Requirements:
Extract all lines that hold the string "Настоящий".

Stored rows:
## Start

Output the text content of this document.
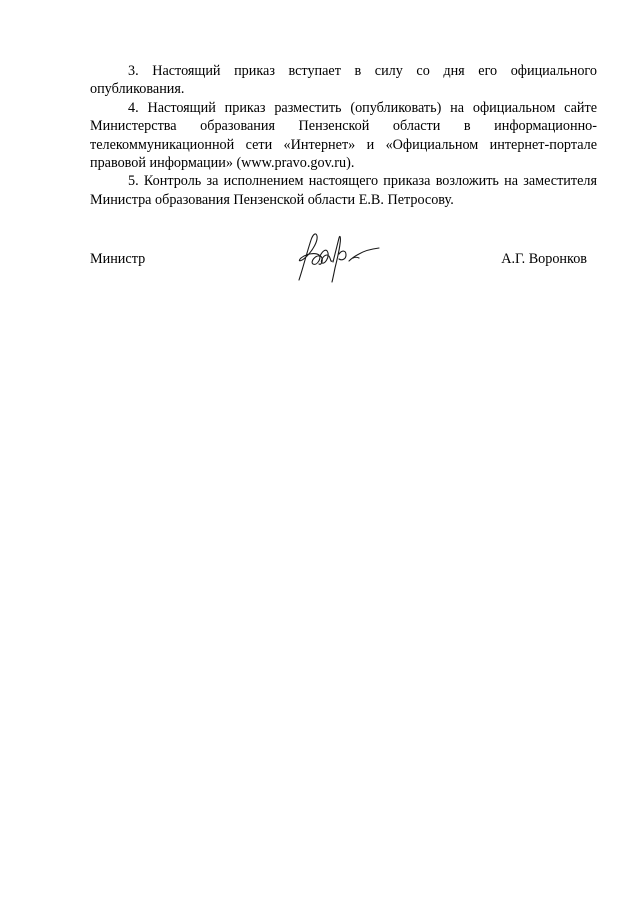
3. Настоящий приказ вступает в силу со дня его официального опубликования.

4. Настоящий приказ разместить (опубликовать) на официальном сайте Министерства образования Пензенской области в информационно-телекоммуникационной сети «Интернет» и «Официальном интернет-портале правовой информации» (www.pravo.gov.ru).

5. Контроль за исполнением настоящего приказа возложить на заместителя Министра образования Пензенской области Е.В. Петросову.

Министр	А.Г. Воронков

## End
## Start

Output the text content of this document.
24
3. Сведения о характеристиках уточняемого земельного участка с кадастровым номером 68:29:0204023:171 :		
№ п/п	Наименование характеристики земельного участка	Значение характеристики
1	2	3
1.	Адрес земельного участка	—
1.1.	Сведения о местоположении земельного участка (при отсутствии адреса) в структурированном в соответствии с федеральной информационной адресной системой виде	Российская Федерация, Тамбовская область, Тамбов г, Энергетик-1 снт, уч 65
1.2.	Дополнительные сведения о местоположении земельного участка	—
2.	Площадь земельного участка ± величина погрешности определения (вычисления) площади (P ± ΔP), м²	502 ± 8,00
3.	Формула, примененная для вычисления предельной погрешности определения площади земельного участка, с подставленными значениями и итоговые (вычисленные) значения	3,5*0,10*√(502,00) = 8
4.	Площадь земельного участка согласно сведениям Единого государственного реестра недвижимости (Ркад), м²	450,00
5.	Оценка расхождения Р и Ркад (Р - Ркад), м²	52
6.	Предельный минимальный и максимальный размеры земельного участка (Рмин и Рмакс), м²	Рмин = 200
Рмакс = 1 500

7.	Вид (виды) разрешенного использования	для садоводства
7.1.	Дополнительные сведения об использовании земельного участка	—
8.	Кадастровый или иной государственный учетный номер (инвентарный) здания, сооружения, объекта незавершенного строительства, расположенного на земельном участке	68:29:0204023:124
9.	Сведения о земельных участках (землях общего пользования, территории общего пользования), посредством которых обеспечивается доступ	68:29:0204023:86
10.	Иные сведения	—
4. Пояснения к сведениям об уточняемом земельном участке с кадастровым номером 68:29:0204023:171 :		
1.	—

## End
## Start

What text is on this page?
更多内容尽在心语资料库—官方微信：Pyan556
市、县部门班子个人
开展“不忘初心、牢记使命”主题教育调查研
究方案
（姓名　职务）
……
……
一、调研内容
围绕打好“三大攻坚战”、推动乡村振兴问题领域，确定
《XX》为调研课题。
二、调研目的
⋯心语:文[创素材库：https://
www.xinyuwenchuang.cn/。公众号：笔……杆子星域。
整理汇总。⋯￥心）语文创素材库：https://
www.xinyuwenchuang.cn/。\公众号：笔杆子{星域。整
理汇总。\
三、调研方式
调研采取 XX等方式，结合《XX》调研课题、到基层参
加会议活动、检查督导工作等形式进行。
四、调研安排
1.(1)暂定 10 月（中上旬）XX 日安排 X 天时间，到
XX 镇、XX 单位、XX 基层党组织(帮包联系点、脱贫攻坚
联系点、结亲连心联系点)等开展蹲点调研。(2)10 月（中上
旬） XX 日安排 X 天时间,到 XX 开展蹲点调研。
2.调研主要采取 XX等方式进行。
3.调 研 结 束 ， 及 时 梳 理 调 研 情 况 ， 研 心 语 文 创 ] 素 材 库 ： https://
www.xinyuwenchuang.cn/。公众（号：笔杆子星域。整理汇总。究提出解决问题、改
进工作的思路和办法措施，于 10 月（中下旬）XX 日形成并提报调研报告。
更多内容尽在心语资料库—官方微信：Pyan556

## End

Solution:
3. Настоящий приказ вступает в силу со дня его официального опубликования.
4. Настоящий приказ разместить (опубликовать) на официальном сайте Министерства образования Пензенской области в информационно-телекоммуникационной сети «Интернет» и «Официальном интернет-портале правовой информации» (www.pravo.gov.ru).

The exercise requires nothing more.